start SUPPLIED RECORDS
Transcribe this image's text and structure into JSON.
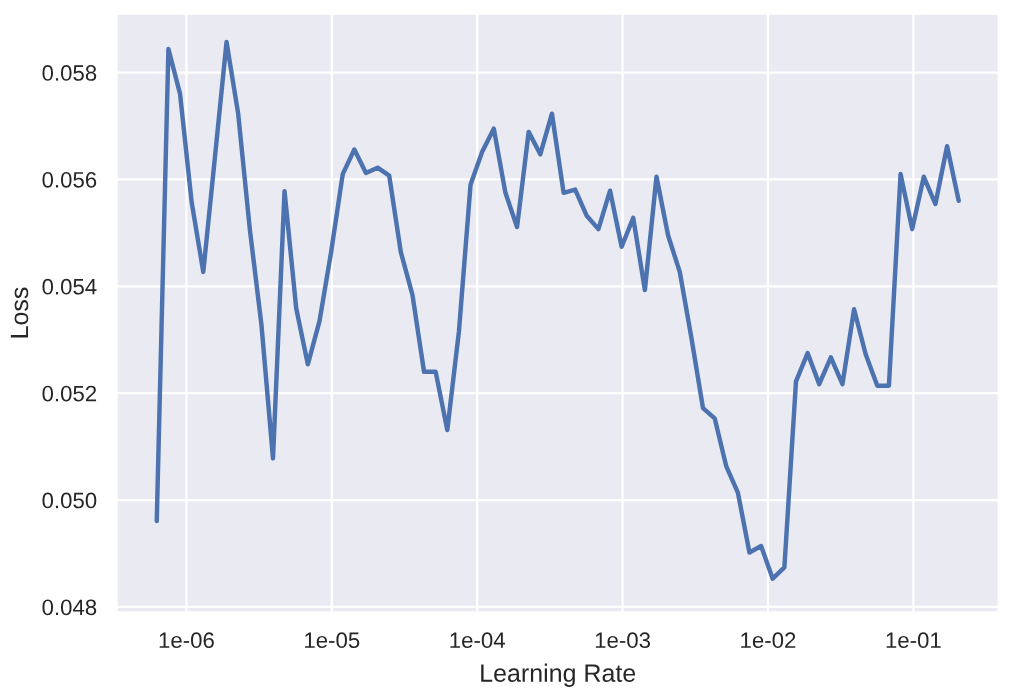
{
  "chart_data": {
    "type": "line",
    "xlabel": "Learning Rate",
    "ylabel": "Loss",
    "log": "x",
    "grid": true,
    "marker": "none",
    "line_style": "solid",
    "xlim": [
      3.31e-07,
      0.387
    ],
    "ylim": [
      0.0479,
      0.0591
    ],
    "xticks": [
      {
        "value": 1e-06,
        "label": "1e-06"
      },
      {
        "value": 1e-05,
        "label": "1e-05"
      },
      {
        "value": 0.0001,
        "label": "1e-04"
      },
      {
        "value": 0.001,
        "label": "1e-03"
      },
      {
        "value": 0.01,
        "label": "1e-02"
      },
      {
        "value": 0.1,
        "label": "1e-01"
      }
    ],
    "yticks": [
      {
        "value": 0.048,
        "label": "0.048"
      },
      {
        "value": 0.05,
        "label": "0.050"
      },
      {
        "value": 0.052,
        "label": "0.052"
      },
      {
        "value": 0.054,
        "label": "0.054"
      },
      {
        "value": 0.056,
        "label": "0.056"
      },
      {
        "value": 0.058,
        "label": "0.058"
      }
    ],
    "x": [
      6.25e-07,
      7.52e-07,
      9.04e-07,
      1.087e-06,
      1.306e-06,
      1.57e-06,
      1.888e-06,
      2.27e-06,
      2.729e-06,
      3.281e-06,
      3.94e-06,
      4.73e-06,
      5.69e-06,
      6.84e-06,
      8.23e-06,
      9.89e-06,
      1.189e-05,
      1.429e-05,
      1.718e-05,
      2.065e-05,
      2.482e-05,
      2.984e-05,
      3.587e-05,
      4.31e-05,
      5.18e-05,
      6.23e-05,
      7.49e-05,
      9e-05,
      0.0001082,
      0.0001301,
      0.0001564,
      0.000188,
      0.000226,
      0.0002716,
      0.0003266,
      0.000393,
      0.000472,
      0.000567,
      0.000682,
      0.00082,
      0.000985,
      0.001184,
      0.001424,
      0.001711,
      0.002057,
      0.002474,
      0.002973,
      0.003574,
      0.0043,
      0.00517,
      0.00621,
      0.00746,
      0.00897,
      0.01078,
      0.01297,
      0.01559,
      0.01874,
      0.02252,
      0.02707,
      0.03254,
      0.0391,
      0.047,
      0.0565,
      0.0679,
      0.0817,
      0.0982,
      0.118,
      0.1419,
      0.1706,
      0.2051
    ],
    "series": [
      {
        "color": "#4c72b0",
        "values": [
          0.04961,
          0.05844,
          0.0576,
          0.05557,
          0.05427,
          0.05641,
          0.05857,
          0.05723,
          0.05507,
          0.05328,
          0.05078,
          0.05578,
          0.05359,
          0.05254,
          0.05335,
          0.05464,
          0.0561,
          0.05656,
          0.05612,
          0.05622,
          0.05607,
          0.05464,
          0.05384,
          0.0524,
          0.0524,
          0.05131,
          0.05316,
          0.0559,
          0.05652,
          0.05695,
          0.05575,
          0.05511,
          0.05689,
          0.05647,
          0.05723,
          0.05575,
          0.05581,
          0.05532,
          0.05507,
          0.05579,
          0.05474,
          0.05528,
          0.05393,
          0.05605,
          0.05495,
          0.05427,
          0.05304,
          0.05172,
          0.05153,
          0.05063,
          0.05014,
          0.04902,
          0.04914,
          0.04853,
          0.04874,
          0.05222,
          0.05275,
          0.05217,
          0.05267,
          0.05217,
          0.05357,
          0.05273,
          0.05214,
          0.05214,
          0.0561,
          0.05507,
          0.05605,
          0.05554,
          0.05662,
          0.0556
        ]
      }
    ]
  }
}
end SUPPLIED RECORDS
**EXERCISE DIRECTIONS**: Restate the listing above word for word, and skip the pictures.

**FINAL ANSWER**:
Transcribe this image's text and structure into JSON.
{
  "chart_data": {
    "type": "line",
    "xlabel": "Learning Rate",
    "ylabel": "Loss",
    "log": "x",
    "grid": true,
    "marker": "none",
    "line_style": "solid",
    "xlim": [
      3.31e-07,
      0.387
    ],
    "ylim": [
      0.0479,
      0.0591
    ],
    "xticks": [
      {
        "value": 1e-06,
        "label": "1e-06"
      },
      {
        "value": 1e-05,
        "label": "1e-05"
      },
      {
        "value": 0.0001,
        "label": "1e-04"
      },
      {
        "value": 0.001,
        "label": "1e-03"
      },
      {
        "value": 0.01,
        "label": "1e-02"
      },
      {
        "value": 0.1,
        "label": "1e-01"
      }
    ],
    "yticks": [
      {
        "value": 0.048,
        "label": "0.048"
      },
      {
        "value": 0.05,
        "label": "0.050"
      },
      {
        "value": 0.052,
        "label": "0.052"
      },
      {
        "value": 0.054,
        "label": "0.054"
      },
      {
        "value": 0.056,
        "label": "0.056"
      },
      {
        "value": 0.058,
        "label": "0.058"
      }
    ],
    "x": [
      6.25e-07,
      7.52e-07,
      9.04e-07,
      1.087e-06,
      1.306e-06,
      1.57e-06,
      1.888e-06,
      2.27e-06,
      2.729e-06,
      3.281e-06,
      3.94e-06,
      4.73e-06,
      5.69e-06,
      6.84e-06,
      8.23e-06,
      9.89e-06,
      1.189e-05,
      1.429e-05,
      1.718e-05,
      2.065e-05,
      2.482e-05,
      2.984e-05,
      3.587e-05,
      4.31e-05,
      5.18e-05,
      6.23e-05,
      7.49e-05,
      9e-05,
      0.0001082,
      0.0001301,
      0.0001564,
      0.000188,
      0.000226,
      0.0002716,
      0.0003266,
      0.000393,
      0.000472,
      0.000567,
      0.000682,
      0.00082,
      0.000985,
      0.001184,
      0.001424,
      0.001711,
      0.002057,
      0.002474,
      0.002973,
      0.003574,
      0.0043,
      0.00517,
      0.00621,
      0.00746,
      0.00897,
      0.01078,
      0.01297,
      0.01559,
      0.01874,
      0.02252,
      0.02707,
      0.03254,
      0.0391,
      0.047,
      0.0565,
      0.0679,
      0.0817,
      0.0982,
      0.118,
      0.1419,
      0.1706,
      0.2051
    ],
    "series": [
      {
        "color": "#4c72b0",
        "values": [
          0.04961,
          0.05844,
          0.0576,
          0.05557,
          0.05427,
          0.05641,
          0.05857,
          0.05723,
          0.05507,
          0.05328,
          0.05078,
          0.05578,
          0.05359,
          0.05254,
          0.05335,
          0.05464,
          0.0561,
          0.05656,
          0.05612,
          0.05622,
          0.05607,
          0.05464,
          0.05384,
          0.0524,
          0.0524,
          0.05131,
          0.05316,
          0.0559,
          0.05652,
          0.05695,
          0.05575,
          0.05511,
          0.05689,
          0.05647,
          0.05723,
          0.05575,
          0.05581,
          0.05532,
          0.05507,
          0.05579,
          0.05474,
          0.05528,
          0.05393,
          0.05605,
          0.05495,
          0.05427,
          0.05304,
          0.05172,
          0.05153,
          0.05063,
          0.05014,
          0.04902,
          0.04914,
          0.04853,
          0.04874,
          0.05222,
          0.05275,
          0.05217,
          0.05267,
          0.05217,
          0.05357,
          0.05273,
          0.05214,
          0.05214,
          0.0561,
          0.05507,
          0.05605,
          0.05554,
          0.05662,
          0.0556
        ]
      }
    ]
  }
}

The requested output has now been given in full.